#### [RECORD EXCERPTS]
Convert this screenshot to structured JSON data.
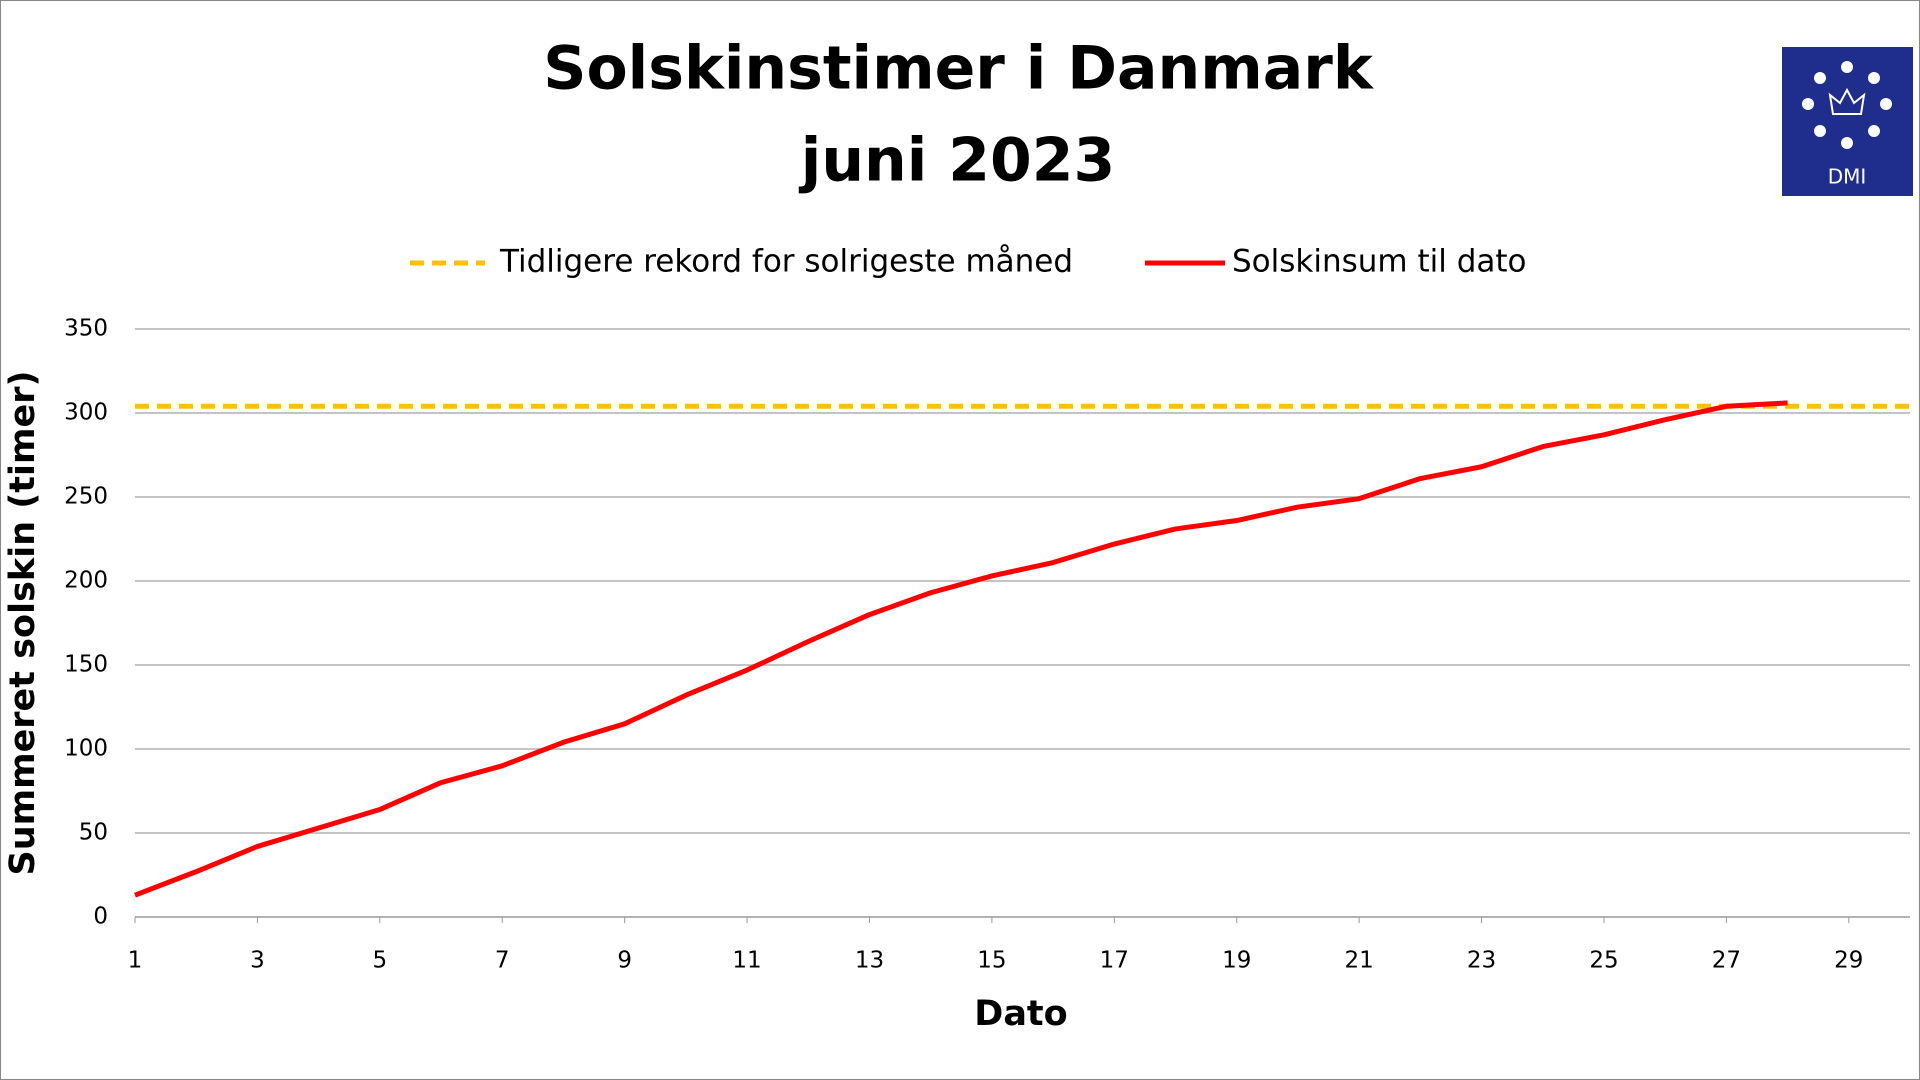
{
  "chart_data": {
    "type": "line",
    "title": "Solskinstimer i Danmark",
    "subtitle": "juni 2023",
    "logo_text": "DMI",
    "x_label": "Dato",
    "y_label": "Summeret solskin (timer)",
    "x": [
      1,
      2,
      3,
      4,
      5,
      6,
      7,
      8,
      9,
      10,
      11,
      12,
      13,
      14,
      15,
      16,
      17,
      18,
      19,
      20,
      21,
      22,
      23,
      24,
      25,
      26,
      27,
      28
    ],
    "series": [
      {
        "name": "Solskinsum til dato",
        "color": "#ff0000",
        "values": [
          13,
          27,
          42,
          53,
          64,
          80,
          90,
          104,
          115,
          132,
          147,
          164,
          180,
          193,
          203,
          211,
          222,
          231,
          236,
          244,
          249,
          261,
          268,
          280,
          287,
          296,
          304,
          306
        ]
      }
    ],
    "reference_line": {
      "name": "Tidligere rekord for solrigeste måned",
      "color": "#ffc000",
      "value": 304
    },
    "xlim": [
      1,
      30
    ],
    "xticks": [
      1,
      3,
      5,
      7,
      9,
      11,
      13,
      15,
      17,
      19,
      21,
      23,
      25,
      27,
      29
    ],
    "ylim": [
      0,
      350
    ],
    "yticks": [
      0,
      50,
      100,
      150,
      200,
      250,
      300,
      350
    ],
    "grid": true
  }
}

==

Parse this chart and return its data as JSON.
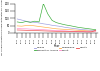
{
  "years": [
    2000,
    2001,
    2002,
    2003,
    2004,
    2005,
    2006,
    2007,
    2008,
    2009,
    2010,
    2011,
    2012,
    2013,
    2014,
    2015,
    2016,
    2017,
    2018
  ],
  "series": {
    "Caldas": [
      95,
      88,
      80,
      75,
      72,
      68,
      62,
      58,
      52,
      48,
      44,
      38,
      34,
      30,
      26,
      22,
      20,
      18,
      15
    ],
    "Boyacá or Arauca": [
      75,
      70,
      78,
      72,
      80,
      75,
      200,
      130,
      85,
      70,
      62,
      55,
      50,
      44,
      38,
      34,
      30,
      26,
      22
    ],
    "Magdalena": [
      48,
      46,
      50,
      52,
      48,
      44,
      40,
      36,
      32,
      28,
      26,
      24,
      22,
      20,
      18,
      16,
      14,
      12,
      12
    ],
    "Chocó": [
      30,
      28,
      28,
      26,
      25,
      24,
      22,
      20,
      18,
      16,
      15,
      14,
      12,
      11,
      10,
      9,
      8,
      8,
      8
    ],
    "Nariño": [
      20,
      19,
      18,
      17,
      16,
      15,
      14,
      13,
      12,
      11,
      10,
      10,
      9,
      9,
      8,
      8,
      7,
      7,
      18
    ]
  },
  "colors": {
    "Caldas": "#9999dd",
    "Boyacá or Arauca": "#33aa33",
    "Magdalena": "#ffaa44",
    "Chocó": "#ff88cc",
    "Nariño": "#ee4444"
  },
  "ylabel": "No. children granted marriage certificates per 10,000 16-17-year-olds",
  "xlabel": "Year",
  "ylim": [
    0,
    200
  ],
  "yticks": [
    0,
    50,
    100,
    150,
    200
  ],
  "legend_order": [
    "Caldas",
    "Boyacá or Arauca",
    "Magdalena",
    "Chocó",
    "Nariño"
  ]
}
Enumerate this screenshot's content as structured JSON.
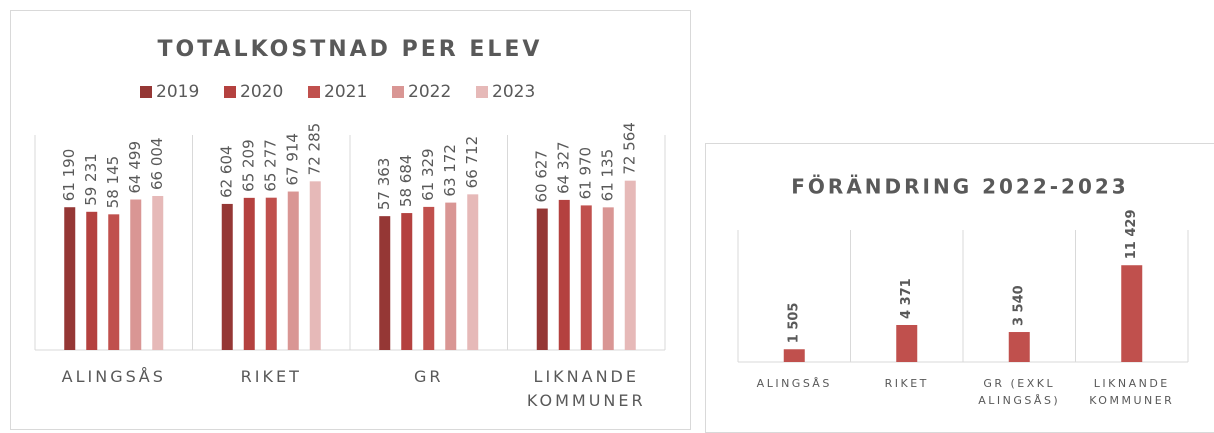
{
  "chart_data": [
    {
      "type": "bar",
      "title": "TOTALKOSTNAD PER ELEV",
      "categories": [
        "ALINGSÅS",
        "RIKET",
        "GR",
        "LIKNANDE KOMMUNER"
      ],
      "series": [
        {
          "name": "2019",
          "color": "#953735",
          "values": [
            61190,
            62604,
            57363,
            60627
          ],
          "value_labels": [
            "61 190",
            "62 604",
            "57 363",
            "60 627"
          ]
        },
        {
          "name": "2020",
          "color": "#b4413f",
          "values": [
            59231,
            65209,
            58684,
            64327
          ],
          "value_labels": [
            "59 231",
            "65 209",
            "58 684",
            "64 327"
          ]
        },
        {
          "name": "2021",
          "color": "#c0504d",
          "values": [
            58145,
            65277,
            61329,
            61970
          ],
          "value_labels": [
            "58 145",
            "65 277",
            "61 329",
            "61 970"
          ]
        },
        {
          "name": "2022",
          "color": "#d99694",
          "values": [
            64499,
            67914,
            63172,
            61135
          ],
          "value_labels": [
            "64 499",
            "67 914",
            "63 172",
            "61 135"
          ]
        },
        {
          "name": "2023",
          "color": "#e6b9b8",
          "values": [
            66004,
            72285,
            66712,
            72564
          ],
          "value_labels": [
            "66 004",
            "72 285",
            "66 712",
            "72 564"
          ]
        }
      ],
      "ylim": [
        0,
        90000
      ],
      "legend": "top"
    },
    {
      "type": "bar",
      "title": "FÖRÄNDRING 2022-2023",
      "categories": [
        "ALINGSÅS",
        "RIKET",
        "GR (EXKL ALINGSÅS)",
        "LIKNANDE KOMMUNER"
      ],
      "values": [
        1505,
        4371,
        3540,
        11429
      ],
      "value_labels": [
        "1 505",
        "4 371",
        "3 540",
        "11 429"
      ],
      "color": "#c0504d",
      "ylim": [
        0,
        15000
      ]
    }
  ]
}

---

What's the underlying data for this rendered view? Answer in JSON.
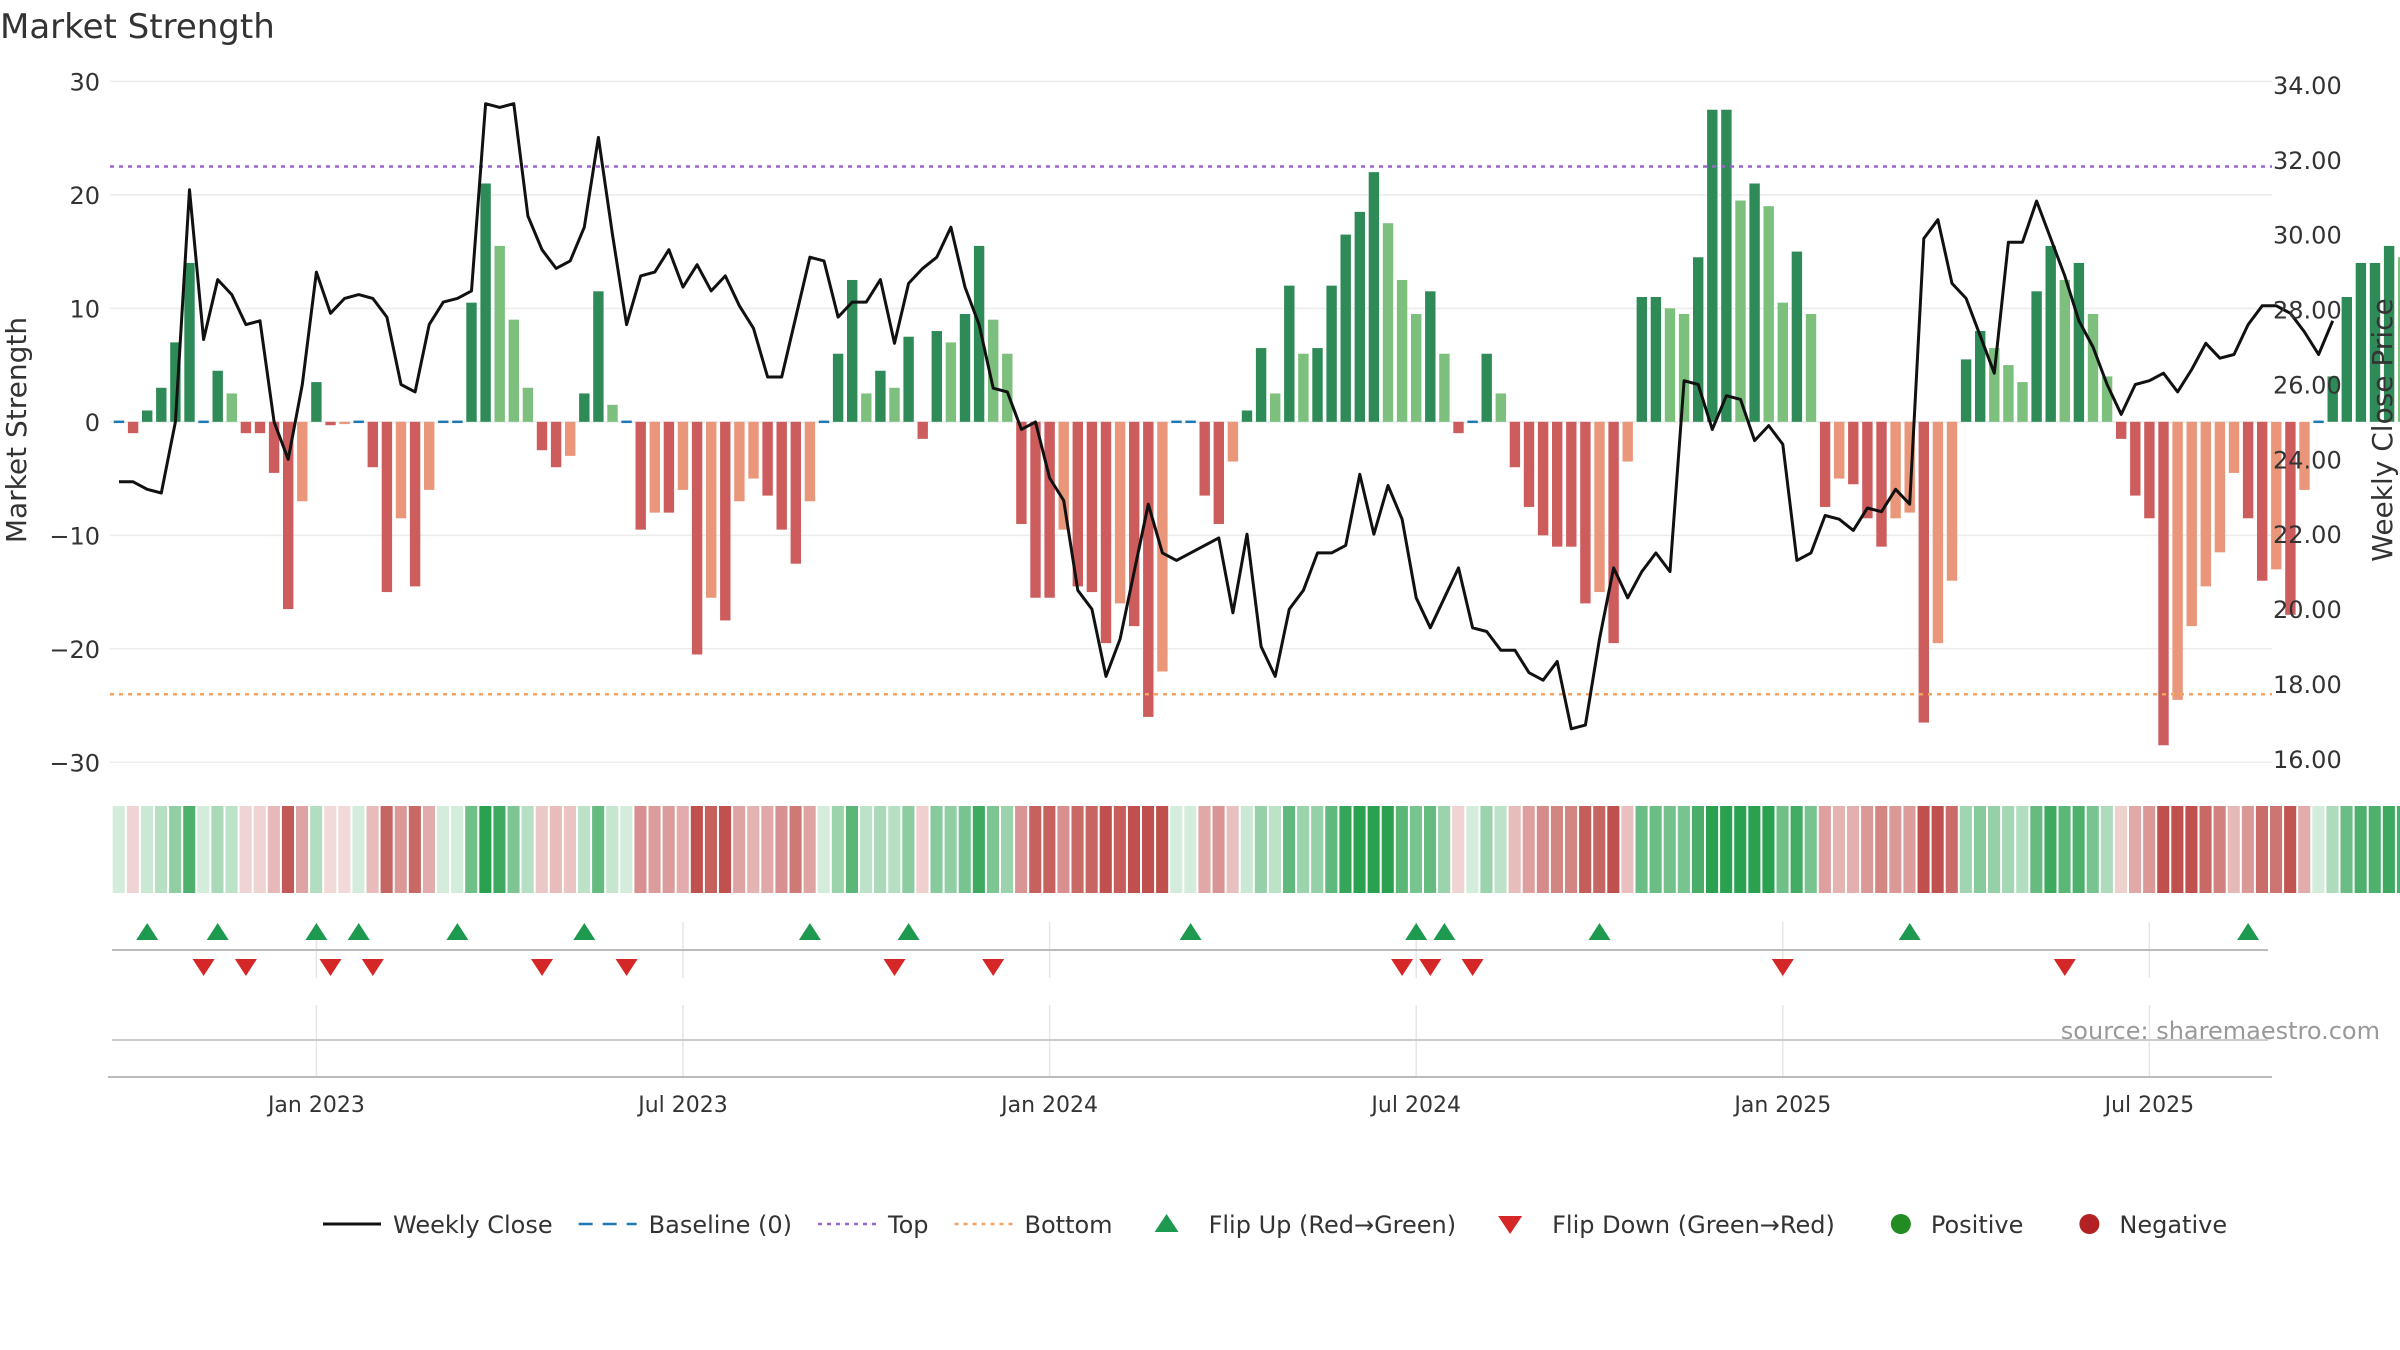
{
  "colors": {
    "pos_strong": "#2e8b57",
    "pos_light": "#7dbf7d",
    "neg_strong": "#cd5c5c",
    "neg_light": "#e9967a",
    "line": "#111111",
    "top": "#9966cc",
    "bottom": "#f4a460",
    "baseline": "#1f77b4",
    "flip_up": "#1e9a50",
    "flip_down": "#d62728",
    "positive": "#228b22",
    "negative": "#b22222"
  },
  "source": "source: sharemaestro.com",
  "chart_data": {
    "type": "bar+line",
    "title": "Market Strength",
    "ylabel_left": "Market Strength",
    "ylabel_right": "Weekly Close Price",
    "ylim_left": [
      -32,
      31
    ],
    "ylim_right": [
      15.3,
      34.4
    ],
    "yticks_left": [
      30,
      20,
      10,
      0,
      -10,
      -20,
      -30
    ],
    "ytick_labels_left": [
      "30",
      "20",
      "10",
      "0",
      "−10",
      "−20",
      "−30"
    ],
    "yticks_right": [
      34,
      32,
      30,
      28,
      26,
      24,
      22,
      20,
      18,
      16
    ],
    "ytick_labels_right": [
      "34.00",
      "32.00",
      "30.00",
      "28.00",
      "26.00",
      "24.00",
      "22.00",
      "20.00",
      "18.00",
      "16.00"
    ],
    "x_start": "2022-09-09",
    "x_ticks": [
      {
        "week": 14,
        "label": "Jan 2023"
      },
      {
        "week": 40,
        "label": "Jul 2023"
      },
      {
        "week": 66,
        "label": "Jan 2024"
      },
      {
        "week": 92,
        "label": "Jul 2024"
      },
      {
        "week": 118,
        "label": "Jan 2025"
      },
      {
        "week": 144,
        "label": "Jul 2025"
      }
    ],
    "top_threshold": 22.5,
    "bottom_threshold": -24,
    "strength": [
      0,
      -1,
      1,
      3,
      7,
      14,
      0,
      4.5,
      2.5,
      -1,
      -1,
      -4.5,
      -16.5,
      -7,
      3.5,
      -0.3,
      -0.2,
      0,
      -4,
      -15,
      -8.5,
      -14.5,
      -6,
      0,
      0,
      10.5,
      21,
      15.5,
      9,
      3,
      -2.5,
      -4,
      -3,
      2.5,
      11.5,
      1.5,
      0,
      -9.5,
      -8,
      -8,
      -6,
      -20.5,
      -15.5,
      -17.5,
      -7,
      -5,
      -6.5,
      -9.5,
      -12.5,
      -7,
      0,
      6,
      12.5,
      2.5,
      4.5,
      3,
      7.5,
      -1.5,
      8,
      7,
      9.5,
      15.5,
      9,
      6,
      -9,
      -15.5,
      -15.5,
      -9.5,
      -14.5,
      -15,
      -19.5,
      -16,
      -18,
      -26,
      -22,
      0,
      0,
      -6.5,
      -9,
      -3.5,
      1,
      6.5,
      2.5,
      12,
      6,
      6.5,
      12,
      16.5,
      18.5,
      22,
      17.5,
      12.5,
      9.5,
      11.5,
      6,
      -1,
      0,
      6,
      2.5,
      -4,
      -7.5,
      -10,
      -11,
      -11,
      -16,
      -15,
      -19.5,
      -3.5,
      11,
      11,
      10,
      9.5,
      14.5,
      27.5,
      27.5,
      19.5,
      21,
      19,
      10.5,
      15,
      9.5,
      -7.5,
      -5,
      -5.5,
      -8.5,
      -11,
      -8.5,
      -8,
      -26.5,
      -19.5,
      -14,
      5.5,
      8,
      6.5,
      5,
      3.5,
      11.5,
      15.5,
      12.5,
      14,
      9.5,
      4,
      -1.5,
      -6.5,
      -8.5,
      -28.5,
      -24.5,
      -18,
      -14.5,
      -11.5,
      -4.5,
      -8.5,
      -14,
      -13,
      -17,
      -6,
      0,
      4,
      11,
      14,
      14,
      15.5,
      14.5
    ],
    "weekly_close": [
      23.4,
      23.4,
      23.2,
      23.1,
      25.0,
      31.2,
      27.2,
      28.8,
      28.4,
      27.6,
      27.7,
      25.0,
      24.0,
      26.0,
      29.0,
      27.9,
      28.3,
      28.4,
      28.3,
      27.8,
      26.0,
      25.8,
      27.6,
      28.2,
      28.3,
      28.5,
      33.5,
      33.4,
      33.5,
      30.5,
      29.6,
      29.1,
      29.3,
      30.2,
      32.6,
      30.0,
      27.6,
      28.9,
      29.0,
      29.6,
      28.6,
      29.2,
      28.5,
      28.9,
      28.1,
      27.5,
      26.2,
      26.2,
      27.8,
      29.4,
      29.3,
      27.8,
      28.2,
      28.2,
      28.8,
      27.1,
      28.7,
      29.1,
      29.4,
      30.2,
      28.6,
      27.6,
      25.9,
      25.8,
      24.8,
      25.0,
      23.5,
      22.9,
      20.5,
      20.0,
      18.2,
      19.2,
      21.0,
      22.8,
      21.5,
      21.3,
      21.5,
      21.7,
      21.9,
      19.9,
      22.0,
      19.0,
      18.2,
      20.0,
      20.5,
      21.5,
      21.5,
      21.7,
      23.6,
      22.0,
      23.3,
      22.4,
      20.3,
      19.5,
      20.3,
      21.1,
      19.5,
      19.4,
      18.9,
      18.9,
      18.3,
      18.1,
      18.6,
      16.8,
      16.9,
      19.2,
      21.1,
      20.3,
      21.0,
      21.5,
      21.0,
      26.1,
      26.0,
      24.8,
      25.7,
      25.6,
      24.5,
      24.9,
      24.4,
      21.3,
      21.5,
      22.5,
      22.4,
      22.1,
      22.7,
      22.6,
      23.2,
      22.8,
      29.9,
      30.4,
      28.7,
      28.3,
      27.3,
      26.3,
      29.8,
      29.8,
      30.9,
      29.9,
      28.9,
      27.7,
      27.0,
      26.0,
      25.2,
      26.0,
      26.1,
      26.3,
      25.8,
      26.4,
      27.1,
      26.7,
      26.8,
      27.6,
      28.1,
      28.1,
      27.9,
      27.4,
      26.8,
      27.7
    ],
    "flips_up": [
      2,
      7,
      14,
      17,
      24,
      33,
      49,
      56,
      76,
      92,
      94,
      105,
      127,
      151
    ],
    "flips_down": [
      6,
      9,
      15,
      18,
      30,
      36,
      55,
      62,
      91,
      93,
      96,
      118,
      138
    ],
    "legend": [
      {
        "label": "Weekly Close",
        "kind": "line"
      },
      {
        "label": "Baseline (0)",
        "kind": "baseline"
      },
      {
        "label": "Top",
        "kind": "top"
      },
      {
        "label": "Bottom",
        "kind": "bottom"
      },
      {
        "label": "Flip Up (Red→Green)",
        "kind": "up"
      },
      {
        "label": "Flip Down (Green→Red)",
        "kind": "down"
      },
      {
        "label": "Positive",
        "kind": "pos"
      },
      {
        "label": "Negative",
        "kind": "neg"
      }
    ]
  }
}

#### [EXERCISE INSTRUCTIONS]
Look through the entries above; copy every line holding the string "structured".

#### [EXPECTED OUTPUT]
Convert this screenshot to structured JSON data.
Enumerate this screenshot's content as structured JSON.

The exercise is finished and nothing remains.